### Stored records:

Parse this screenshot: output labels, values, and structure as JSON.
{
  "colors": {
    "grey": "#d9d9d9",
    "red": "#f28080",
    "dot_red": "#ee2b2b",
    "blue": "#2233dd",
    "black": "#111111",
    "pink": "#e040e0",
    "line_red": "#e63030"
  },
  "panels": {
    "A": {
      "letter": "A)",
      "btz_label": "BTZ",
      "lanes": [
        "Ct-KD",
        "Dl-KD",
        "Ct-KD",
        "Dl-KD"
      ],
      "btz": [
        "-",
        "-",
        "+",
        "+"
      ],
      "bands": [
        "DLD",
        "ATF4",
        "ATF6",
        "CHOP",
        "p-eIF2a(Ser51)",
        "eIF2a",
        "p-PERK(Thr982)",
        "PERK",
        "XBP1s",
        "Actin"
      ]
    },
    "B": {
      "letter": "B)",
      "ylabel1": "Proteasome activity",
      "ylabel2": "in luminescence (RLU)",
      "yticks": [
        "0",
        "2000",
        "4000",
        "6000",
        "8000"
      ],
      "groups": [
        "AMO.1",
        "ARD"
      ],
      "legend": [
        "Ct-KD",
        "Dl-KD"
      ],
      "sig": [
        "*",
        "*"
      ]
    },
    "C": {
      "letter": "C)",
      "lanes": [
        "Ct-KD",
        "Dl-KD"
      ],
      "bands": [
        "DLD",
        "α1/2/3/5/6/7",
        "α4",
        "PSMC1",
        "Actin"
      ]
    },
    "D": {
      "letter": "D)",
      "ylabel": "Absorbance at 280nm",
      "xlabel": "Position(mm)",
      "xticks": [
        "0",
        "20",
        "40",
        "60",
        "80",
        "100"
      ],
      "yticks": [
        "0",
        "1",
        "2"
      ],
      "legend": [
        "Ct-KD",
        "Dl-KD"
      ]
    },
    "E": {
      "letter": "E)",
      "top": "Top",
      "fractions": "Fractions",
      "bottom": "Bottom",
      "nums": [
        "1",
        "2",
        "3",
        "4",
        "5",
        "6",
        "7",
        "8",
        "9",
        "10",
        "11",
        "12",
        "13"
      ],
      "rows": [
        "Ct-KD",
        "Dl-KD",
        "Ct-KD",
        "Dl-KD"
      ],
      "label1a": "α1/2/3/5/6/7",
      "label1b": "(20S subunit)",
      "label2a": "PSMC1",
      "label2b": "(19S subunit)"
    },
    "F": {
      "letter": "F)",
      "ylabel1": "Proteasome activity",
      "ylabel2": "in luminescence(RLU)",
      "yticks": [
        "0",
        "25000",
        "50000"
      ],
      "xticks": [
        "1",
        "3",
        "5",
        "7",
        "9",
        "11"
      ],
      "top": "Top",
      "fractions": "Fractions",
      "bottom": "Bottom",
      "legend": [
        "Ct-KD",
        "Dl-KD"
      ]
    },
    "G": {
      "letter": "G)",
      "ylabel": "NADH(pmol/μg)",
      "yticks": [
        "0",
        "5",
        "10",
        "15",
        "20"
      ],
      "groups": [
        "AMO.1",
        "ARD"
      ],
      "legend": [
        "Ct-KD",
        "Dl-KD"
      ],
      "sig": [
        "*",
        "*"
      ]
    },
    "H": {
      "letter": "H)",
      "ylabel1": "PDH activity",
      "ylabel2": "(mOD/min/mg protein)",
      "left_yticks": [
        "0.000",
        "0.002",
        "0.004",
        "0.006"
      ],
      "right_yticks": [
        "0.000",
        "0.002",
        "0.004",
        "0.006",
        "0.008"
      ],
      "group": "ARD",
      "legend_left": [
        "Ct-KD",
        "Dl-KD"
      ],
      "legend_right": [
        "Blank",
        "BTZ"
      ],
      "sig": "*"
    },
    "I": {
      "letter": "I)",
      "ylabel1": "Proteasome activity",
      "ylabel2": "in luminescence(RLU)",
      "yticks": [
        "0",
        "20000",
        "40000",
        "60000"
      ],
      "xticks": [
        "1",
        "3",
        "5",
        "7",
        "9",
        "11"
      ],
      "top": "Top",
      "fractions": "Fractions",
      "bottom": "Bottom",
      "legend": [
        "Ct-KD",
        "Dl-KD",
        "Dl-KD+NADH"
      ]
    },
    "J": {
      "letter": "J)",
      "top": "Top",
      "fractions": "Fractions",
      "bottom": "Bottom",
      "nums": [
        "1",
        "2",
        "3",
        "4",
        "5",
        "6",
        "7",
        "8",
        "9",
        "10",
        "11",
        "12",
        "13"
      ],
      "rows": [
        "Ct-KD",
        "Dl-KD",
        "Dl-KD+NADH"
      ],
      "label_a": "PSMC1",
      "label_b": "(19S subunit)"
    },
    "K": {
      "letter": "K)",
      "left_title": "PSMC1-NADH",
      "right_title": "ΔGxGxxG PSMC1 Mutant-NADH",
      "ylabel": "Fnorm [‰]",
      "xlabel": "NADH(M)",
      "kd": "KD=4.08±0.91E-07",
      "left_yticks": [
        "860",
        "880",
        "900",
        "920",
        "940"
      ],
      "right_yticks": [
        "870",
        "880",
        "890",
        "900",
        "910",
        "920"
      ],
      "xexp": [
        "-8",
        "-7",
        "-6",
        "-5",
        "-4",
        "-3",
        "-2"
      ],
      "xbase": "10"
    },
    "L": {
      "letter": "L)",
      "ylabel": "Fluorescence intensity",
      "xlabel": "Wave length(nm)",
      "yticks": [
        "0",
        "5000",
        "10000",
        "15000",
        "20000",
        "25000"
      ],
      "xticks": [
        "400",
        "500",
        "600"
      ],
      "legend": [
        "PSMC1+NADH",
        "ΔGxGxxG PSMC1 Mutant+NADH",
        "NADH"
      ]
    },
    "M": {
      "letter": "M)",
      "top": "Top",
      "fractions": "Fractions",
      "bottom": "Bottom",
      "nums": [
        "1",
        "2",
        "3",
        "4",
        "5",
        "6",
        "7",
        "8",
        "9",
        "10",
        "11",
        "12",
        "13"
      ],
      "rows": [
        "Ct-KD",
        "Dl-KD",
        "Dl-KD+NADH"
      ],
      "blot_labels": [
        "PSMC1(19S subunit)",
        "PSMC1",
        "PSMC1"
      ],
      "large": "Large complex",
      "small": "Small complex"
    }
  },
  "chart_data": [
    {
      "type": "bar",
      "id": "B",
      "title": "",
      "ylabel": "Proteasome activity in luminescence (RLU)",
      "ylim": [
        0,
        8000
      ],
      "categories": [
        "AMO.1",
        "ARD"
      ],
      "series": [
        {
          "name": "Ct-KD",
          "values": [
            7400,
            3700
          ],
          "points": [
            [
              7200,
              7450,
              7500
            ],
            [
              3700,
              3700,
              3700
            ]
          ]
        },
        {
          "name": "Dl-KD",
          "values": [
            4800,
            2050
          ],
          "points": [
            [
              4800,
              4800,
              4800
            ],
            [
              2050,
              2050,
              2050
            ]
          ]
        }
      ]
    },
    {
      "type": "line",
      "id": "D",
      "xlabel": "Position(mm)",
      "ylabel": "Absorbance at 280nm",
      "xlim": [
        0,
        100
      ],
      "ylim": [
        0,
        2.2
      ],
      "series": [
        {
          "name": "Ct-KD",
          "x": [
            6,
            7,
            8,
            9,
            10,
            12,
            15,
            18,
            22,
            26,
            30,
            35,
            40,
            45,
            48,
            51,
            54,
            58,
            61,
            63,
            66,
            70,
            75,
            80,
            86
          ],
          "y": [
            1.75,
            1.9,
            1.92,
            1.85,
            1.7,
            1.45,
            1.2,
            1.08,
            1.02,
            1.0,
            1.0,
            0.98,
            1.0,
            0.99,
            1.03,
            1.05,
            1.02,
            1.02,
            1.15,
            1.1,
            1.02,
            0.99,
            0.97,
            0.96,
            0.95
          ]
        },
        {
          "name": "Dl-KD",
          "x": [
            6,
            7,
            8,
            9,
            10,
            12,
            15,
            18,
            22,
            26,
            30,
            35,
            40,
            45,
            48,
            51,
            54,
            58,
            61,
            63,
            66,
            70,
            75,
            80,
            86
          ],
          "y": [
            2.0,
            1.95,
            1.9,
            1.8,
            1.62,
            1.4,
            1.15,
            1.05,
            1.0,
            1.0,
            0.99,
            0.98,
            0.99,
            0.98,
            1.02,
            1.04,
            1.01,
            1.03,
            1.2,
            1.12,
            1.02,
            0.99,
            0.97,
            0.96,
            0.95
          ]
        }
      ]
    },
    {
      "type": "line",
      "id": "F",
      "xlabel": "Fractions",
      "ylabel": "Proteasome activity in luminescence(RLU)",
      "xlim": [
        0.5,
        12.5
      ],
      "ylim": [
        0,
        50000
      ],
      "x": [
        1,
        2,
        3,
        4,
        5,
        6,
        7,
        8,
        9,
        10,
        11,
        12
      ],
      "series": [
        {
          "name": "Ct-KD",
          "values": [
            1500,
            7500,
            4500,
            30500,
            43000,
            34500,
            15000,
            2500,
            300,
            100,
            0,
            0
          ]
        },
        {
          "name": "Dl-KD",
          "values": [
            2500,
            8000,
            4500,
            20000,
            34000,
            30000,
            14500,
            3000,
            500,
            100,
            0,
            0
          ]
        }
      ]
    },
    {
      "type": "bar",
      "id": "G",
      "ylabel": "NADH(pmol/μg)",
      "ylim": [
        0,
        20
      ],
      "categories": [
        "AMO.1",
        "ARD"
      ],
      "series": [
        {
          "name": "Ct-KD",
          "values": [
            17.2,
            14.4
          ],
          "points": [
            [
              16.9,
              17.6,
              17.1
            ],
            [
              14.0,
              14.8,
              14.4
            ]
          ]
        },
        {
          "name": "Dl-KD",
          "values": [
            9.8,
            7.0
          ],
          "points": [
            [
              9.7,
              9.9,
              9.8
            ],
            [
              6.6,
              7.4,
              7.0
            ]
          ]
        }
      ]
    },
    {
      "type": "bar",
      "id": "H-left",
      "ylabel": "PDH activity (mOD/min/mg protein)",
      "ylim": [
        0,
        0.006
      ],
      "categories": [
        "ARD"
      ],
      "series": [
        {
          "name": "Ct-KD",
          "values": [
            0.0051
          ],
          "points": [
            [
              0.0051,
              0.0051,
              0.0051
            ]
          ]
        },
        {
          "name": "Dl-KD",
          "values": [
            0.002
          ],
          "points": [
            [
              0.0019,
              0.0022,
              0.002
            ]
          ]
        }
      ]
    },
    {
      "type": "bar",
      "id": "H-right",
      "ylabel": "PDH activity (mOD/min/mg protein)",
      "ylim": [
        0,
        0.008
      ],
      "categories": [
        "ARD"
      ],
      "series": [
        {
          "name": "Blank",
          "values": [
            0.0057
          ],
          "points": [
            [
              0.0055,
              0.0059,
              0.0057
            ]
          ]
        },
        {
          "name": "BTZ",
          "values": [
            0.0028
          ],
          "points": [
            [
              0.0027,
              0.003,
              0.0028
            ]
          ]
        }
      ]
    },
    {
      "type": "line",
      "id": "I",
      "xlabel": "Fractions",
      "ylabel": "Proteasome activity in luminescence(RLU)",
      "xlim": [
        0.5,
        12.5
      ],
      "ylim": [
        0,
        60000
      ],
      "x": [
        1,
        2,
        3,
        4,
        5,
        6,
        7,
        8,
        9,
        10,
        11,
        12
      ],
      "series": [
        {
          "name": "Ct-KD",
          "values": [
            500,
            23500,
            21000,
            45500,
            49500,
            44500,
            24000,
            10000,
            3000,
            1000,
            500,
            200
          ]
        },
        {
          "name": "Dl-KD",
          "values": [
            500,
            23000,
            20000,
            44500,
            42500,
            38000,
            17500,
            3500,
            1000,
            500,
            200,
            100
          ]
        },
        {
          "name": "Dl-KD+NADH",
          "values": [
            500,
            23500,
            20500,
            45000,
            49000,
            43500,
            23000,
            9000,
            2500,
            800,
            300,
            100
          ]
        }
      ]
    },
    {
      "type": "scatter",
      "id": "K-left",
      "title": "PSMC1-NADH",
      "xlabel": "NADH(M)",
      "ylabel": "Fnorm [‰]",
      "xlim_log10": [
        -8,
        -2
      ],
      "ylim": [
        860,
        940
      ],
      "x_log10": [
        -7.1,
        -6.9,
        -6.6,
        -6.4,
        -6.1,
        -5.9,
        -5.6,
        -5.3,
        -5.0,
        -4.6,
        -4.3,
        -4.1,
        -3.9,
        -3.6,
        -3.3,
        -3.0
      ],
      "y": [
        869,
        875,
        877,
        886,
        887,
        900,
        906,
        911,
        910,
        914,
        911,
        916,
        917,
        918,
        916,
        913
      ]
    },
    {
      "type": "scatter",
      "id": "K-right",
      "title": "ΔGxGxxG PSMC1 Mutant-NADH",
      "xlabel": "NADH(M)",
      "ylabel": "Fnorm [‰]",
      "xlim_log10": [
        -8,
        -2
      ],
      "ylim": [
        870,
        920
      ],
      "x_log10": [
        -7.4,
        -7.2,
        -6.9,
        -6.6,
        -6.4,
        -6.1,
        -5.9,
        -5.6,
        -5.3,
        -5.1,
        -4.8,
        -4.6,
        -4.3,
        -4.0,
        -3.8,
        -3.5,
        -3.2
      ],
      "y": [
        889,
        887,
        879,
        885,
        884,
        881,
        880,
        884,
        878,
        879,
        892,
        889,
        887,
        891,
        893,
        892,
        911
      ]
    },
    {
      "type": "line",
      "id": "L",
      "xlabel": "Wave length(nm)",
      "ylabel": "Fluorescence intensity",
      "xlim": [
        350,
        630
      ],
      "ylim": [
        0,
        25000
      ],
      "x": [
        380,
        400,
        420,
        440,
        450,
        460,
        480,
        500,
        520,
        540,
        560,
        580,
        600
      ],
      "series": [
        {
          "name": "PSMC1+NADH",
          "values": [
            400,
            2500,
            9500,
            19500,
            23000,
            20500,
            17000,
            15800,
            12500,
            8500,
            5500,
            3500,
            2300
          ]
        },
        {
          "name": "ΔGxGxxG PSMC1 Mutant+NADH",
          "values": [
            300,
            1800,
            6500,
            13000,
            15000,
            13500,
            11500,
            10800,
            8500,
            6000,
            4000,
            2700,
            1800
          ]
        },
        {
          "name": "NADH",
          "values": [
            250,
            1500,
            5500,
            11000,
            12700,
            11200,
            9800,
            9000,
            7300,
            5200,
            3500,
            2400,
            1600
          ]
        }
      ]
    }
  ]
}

### Instructions to follow:
If a line of the entries holds the word "complex", copy it out.

### Solution to this problem:
      "large": "Large complex",
      "small": "Small complex"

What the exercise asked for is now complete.